Report the count of lines where the string "JSON" appears, and nothing else.

Start MATERIAL PROVIDED

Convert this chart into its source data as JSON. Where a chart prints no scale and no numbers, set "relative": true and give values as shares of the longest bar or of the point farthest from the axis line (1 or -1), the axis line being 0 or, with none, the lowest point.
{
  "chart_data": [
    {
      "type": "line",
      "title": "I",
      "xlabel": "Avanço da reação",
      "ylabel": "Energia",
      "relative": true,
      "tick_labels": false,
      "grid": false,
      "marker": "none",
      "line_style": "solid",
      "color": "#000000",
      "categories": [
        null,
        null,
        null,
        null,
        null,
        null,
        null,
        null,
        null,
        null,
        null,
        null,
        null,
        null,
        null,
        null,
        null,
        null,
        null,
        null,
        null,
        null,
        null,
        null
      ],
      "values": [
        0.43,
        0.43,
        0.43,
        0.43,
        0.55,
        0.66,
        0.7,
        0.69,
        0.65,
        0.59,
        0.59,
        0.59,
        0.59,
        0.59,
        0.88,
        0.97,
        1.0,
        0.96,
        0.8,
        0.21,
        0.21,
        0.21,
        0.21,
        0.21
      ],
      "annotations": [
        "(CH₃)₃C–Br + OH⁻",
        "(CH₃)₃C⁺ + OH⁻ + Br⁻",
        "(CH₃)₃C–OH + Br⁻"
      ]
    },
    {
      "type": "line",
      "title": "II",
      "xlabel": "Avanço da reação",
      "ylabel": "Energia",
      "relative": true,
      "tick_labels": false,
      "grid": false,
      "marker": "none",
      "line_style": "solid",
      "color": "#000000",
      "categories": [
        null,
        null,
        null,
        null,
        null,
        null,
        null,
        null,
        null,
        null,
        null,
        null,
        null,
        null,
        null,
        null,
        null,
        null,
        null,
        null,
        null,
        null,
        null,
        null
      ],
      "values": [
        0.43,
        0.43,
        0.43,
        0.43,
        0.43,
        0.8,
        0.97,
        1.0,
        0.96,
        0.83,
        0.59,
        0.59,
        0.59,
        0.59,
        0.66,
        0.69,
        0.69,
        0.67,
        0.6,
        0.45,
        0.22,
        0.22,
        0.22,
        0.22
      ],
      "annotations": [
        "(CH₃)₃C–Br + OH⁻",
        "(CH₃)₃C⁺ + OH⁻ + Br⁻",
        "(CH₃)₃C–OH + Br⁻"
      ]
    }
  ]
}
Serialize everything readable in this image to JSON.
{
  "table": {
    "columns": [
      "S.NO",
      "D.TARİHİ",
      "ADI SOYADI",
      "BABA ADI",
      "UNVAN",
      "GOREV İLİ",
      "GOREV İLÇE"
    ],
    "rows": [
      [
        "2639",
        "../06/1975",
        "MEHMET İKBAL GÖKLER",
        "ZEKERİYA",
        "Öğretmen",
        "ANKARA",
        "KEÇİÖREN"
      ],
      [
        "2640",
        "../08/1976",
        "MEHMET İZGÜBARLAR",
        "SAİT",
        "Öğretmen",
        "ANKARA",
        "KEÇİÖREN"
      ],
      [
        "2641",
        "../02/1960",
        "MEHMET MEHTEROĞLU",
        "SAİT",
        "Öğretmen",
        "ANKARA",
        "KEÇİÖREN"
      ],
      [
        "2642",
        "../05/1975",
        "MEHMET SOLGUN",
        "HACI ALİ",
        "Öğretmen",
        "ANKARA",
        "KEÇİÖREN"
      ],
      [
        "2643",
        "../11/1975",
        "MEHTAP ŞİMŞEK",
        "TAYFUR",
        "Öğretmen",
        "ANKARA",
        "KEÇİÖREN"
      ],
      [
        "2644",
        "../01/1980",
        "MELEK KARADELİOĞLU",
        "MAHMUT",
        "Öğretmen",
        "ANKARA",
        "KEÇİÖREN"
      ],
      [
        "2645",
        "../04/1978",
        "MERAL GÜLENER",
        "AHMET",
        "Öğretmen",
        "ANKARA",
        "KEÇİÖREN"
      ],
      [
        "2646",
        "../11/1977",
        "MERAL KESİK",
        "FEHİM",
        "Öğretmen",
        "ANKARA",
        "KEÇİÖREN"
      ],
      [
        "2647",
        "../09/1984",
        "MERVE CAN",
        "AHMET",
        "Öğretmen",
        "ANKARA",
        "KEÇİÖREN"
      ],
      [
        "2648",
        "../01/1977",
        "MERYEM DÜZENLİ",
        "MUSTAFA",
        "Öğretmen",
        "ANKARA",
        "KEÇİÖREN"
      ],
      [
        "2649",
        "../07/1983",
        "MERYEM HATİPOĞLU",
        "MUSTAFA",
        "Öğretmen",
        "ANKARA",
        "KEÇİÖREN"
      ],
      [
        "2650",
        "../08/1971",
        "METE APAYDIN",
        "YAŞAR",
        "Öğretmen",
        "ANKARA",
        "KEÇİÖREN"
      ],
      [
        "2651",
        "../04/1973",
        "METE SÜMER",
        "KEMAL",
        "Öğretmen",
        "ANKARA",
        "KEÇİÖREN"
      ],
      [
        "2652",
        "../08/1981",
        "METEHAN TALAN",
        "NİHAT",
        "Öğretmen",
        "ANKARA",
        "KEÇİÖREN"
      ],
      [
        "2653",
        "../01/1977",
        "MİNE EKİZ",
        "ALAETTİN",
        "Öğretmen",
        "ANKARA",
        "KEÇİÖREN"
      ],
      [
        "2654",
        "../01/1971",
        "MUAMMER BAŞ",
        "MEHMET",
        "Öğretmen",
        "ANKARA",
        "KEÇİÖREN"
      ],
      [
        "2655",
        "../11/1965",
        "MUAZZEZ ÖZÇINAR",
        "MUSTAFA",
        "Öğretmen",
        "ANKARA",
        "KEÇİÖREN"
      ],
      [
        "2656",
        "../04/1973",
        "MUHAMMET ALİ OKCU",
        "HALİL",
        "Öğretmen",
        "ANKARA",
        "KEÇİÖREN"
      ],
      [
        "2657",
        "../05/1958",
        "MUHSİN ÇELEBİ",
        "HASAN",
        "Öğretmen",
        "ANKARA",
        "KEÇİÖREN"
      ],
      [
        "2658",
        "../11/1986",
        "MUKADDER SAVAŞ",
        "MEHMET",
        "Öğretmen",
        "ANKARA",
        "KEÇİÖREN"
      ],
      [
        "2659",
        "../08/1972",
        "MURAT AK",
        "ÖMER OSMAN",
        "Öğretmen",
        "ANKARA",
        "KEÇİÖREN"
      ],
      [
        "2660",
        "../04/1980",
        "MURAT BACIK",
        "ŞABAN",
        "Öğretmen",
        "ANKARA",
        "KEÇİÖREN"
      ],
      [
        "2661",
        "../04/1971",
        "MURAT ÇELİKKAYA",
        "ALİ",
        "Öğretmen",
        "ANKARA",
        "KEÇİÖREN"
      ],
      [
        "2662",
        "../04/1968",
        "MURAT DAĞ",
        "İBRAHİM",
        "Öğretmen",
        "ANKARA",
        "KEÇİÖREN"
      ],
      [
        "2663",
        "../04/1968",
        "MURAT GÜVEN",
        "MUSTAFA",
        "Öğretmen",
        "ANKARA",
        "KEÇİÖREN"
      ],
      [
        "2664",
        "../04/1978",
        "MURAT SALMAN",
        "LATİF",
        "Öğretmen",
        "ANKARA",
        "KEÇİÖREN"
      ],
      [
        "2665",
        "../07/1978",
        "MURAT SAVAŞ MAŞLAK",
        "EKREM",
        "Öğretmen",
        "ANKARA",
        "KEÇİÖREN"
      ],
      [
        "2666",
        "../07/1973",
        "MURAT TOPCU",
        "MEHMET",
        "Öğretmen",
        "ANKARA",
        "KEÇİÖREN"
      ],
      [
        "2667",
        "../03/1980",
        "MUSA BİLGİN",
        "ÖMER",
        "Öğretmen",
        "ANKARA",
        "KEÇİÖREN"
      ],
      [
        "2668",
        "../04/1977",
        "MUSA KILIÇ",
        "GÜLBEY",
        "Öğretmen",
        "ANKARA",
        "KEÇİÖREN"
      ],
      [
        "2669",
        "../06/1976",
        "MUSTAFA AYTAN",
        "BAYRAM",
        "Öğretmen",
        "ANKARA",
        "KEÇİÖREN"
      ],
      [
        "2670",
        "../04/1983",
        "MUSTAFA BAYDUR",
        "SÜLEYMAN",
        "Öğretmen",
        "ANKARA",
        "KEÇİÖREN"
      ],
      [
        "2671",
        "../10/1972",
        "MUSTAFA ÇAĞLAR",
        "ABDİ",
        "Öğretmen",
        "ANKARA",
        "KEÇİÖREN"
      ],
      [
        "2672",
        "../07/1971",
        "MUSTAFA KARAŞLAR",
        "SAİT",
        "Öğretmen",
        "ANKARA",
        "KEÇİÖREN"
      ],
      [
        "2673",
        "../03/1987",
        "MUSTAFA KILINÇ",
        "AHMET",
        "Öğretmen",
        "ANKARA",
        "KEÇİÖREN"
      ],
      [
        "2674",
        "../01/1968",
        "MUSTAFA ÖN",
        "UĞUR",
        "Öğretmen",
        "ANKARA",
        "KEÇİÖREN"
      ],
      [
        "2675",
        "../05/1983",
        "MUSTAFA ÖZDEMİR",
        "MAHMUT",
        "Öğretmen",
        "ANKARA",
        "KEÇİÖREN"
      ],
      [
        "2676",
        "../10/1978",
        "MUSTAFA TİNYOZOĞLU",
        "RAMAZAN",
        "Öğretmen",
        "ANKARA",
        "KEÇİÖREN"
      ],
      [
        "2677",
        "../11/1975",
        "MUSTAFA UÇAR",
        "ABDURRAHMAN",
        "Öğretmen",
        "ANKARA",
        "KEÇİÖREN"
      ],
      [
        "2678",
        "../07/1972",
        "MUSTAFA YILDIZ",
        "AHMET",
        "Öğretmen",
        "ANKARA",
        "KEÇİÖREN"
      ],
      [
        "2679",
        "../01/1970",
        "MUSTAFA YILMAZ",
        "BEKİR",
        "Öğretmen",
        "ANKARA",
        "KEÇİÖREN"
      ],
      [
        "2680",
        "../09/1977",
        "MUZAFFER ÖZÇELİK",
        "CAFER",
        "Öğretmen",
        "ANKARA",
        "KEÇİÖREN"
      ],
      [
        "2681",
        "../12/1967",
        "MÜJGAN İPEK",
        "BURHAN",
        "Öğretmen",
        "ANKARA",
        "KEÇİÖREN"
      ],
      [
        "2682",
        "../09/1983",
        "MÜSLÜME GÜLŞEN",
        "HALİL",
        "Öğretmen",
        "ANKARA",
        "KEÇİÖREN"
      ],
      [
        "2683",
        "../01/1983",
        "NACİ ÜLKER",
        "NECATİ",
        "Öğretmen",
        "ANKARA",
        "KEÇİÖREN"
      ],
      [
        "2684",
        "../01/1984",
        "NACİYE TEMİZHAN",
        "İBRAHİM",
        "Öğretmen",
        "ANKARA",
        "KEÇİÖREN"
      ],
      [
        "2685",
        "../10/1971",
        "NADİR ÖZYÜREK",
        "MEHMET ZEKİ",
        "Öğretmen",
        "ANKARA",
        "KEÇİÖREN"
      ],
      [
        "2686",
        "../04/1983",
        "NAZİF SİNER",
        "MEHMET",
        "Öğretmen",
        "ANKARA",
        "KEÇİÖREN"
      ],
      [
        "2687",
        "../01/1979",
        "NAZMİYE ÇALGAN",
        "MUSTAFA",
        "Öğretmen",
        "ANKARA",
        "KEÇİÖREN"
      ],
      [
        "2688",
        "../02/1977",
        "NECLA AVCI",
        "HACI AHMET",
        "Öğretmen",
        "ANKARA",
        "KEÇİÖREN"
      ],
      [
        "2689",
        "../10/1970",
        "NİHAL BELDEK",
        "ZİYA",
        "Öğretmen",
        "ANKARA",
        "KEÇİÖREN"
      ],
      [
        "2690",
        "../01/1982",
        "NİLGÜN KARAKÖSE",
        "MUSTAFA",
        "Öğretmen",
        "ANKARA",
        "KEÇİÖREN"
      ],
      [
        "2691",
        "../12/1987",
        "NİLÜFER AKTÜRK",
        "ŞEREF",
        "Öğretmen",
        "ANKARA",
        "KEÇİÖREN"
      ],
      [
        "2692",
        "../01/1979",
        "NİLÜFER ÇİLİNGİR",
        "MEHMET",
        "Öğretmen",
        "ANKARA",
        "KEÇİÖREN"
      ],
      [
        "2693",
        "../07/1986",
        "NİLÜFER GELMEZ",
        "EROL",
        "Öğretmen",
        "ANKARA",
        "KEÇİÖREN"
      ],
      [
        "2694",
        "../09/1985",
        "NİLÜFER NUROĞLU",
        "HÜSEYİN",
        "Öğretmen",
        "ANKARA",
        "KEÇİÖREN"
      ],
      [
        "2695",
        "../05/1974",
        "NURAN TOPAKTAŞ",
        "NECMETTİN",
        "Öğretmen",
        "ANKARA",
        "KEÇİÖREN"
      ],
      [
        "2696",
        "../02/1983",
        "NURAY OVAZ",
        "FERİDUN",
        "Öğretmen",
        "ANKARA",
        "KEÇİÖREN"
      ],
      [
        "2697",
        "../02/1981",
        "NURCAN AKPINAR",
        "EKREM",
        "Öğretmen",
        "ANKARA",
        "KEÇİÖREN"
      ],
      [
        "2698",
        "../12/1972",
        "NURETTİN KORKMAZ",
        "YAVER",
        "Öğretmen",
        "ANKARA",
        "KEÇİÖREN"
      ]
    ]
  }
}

End MATERIAL PROVIDED

● **RESPONSE BELOW**:
2